Appellant's initial difficulty is that it shows nothing in the policy to which the separate purported collision coverage is applicable. Hence that provision would seem, in terms, not to have been incorporated. In addition to this apparent failure to incorporate, we think it clear that any undertaking such as collision coverage was plainly denied by the typewritten provisions in the policy.4 We can only so construe, particularly in the context quoted supra, the words 'but this insurance is only against Total and/ or Constructive Total Loss of Vessel. * * *.' It follows that appellees' undertaking consisted of, and only of, the total loss of vessel provisions contained in the policy itself and those conditions or provisions of the rider that related to that coverage. Cf. Otago Farmers' Co-operative Ass'n of New Zealand v. Thompson, (1910) 2 K.B. 145.


Judgment will be entered affirming the judgment of the District Court.

# Supplied information
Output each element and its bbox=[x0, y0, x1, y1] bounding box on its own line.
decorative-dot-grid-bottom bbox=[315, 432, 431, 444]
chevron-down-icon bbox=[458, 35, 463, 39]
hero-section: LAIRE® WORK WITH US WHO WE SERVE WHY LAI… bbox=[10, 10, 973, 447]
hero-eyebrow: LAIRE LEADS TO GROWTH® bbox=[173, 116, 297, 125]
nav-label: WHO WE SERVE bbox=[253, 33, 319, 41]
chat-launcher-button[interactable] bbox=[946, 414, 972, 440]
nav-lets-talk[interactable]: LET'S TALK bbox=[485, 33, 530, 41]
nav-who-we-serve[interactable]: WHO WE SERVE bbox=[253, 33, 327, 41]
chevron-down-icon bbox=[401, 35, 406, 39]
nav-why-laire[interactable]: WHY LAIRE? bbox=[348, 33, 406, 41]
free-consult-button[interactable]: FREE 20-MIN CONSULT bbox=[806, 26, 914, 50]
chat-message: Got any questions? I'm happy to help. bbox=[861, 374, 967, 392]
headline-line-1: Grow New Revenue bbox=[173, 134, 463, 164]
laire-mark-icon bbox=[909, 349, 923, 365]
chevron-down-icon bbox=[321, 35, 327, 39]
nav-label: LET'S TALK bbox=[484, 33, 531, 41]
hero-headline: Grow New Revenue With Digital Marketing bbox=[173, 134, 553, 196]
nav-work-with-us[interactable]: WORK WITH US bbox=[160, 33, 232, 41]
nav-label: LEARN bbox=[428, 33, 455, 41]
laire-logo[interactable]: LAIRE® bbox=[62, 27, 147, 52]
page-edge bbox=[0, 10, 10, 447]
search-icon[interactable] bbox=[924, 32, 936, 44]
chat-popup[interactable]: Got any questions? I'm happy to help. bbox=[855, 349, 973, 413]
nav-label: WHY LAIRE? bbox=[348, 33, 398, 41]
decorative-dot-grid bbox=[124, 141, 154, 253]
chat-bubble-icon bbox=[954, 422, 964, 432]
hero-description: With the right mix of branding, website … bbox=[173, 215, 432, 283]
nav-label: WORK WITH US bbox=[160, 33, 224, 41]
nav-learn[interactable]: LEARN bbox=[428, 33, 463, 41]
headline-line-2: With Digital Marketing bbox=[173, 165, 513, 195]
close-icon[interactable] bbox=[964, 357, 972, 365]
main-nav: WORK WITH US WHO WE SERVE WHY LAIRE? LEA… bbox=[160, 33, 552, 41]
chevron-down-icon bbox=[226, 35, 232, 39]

# Problems to solve
A) Using the opinion excerpt, decide whether each statement agrees with it, answering yes or no and quoting the words that decide it: (i) The typewritten provisions limited the insurance to total and/or constructive total loss of the vessel. (ii) The court concluded that the collision coverage provision was incorporated into the policy. (iii) The judgment of the District Court is reversed.
B) Rewrite the opinion excerpt between "Appellant's initial difficulty" and "2 K.B. 145.", inclusive, putting "collision insurance" in place of "collision coverage" each time it appears.

# Responses
A)
(i) Yes: "but this insurance is only against Total and/ or Constructive Total Loss of Vessel."
(ii) No: "Hence that provision would seem, in terms, not to have been incorporated."
(iii) No: "Judgment will be entered affirming the judgment of the District Court."

B)
Appellant's initial difficulty is that it shows nothing in the policy to which the separate purported collision insurance is applicable. Hence that provision would seem, in terms, not to have been incorporated. In addition to this apparent failure to incorporate, we think it clear that any undertaking such as collision insurance was plainly denied by the typewritten provisions in the policy.4 We can only so construe, particularly in the context quoted supra, the words 'but this insurance is only against Total and/ or Constructive Total Loss of Vessel. * * *.' It follows that appellees' undertaking consisted of, and only of, the total loss of vessel provisions contained in the policy itself and those conditions or provisions of the rider that related to that coverage. Cf. Otago Farmers' Co-operative Ass'n of New Zealand v. Thompson, (1910) 2 K.B. 145.